● TASK: Pull out every line below that holds the word "title".

● DATA FOR THE TASK:
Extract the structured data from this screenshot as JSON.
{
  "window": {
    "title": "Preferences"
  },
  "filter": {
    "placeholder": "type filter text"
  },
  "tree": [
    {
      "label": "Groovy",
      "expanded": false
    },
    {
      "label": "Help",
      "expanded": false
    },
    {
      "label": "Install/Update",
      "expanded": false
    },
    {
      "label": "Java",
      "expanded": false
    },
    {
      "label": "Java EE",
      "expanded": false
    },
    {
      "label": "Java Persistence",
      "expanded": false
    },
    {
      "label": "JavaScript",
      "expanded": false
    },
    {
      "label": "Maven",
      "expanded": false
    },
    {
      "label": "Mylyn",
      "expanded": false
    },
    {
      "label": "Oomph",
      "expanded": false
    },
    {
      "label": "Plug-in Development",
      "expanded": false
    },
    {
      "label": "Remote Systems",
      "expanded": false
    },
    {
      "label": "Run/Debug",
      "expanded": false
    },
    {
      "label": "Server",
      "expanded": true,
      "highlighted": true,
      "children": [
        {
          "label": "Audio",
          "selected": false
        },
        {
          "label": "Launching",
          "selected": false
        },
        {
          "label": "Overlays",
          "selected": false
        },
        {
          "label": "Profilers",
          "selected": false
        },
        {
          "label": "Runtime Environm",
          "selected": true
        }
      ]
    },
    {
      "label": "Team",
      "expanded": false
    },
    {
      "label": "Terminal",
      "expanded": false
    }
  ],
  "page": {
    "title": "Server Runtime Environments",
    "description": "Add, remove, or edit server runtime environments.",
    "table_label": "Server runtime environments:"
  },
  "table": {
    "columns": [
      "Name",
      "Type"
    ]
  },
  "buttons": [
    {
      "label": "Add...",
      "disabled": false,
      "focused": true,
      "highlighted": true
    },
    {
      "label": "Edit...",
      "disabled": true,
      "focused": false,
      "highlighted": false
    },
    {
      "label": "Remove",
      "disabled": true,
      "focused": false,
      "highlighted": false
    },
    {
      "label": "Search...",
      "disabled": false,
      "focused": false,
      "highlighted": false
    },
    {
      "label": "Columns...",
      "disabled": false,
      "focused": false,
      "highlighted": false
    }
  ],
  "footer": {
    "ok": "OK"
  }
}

● TASK RESULT:
    "title": "Preferences"
    "title": "Server Runtime Environments",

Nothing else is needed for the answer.